§ **Exercise aim**
Lines containing the string "this": how many are there below? Answer with the number only.

Data entries:

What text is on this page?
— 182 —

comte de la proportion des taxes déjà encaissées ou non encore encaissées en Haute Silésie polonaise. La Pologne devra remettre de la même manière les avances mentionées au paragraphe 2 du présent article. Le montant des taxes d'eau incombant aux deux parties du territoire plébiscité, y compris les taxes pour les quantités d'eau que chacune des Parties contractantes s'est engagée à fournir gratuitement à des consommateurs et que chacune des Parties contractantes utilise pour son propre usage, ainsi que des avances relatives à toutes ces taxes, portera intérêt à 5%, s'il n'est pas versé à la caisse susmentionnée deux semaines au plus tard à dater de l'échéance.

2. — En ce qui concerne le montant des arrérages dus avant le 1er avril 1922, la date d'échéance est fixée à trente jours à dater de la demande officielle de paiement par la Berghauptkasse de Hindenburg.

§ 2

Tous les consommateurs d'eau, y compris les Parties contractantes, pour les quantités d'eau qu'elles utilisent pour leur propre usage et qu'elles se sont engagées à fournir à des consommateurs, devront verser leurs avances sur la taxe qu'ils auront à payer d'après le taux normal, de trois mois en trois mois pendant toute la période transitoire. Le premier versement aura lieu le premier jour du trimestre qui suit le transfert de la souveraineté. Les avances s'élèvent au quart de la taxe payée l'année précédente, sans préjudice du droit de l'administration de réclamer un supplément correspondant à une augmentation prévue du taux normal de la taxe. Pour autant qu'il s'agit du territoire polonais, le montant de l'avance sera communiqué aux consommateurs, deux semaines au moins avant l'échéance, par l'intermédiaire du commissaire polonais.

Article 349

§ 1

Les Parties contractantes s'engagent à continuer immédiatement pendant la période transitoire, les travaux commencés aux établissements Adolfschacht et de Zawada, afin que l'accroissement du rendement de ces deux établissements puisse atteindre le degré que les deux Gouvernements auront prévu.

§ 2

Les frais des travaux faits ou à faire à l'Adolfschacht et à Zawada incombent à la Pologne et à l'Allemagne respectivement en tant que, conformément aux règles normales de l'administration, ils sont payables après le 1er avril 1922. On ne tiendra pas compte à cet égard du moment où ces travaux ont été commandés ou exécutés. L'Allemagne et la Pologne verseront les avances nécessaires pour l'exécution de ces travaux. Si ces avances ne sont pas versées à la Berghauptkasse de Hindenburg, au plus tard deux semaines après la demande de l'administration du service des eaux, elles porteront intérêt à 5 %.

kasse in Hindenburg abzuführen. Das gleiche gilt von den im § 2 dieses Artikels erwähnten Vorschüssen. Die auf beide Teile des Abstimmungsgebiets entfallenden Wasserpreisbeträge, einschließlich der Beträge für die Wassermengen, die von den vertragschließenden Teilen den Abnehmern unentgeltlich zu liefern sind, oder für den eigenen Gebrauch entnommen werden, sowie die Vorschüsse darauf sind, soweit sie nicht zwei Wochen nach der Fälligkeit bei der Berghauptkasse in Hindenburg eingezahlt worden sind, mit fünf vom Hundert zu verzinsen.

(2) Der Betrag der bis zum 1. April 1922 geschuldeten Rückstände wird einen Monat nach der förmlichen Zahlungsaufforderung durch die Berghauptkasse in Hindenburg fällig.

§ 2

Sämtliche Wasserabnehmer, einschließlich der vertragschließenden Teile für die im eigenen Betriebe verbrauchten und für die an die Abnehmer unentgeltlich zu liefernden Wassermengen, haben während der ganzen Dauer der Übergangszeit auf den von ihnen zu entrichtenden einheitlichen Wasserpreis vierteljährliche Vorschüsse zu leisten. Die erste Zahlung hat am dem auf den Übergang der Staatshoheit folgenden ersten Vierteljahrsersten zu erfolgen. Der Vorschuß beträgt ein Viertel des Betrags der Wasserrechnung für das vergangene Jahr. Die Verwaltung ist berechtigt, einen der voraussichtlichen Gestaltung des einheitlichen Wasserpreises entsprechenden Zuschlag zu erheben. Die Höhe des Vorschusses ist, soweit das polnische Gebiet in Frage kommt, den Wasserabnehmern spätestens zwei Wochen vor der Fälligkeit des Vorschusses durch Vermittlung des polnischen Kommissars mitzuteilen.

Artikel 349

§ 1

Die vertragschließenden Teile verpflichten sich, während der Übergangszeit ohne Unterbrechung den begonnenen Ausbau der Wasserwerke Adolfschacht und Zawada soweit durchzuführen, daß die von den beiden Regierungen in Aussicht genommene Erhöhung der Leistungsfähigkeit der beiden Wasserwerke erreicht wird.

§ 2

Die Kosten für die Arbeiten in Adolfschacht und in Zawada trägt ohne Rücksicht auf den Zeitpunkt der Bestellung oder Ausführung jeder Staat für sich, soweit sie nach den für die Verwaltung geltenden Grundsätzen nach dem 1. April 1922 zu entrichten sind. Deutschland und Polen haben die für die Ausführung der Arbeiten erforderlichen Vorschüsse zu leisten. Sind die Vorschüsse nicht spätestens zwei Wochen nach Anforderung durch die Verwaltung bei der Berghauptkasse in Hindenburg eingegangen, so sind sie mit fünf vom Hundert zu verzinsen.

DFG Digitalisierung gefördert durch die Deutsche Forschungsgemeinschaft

==

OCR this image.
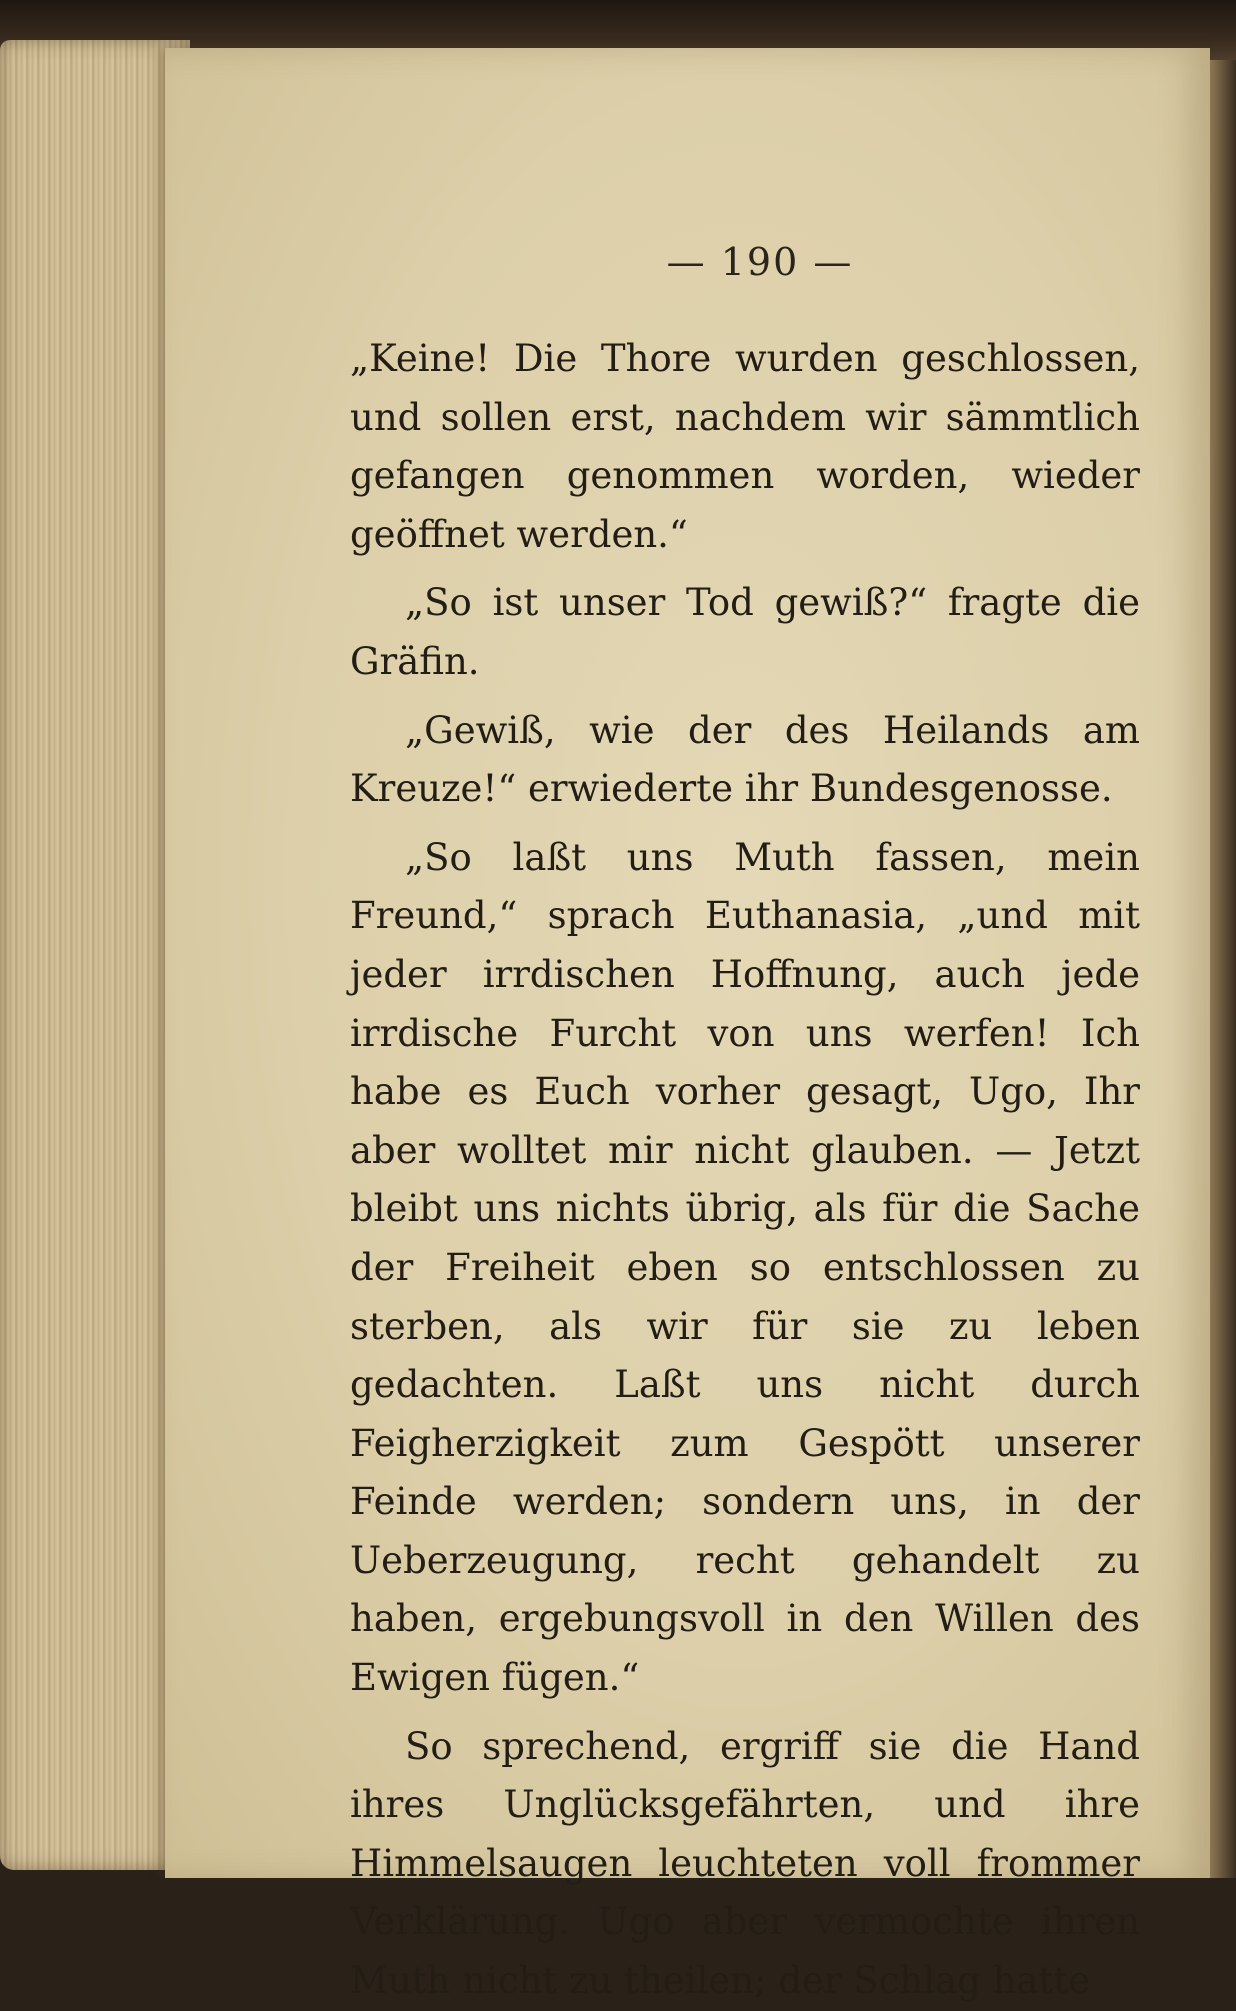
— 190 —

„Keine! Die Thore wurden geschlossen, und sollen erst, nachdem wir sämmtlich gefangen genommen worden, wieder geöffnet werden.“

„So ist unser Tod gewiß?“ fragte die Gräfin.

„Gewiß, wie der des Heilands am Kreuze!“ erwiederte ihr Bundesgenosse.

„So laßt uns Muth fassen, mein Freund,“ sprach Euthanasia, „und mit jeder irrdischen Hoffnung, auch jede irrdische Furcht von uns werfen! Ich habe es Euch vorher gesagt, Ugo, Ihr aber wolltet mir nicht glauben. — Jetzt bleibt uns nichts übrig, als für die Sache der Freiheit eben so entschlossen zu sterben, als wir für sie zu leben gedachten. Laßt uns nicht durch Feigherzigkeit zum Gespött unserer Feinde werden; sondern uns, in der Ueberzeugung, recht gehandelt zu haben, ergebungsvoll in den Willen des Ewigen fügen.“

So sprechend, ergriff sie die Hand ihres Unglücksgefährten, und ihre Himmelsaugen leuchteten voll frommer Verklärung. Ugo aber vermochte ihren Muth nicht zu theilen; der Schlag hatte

§ **Result below**
2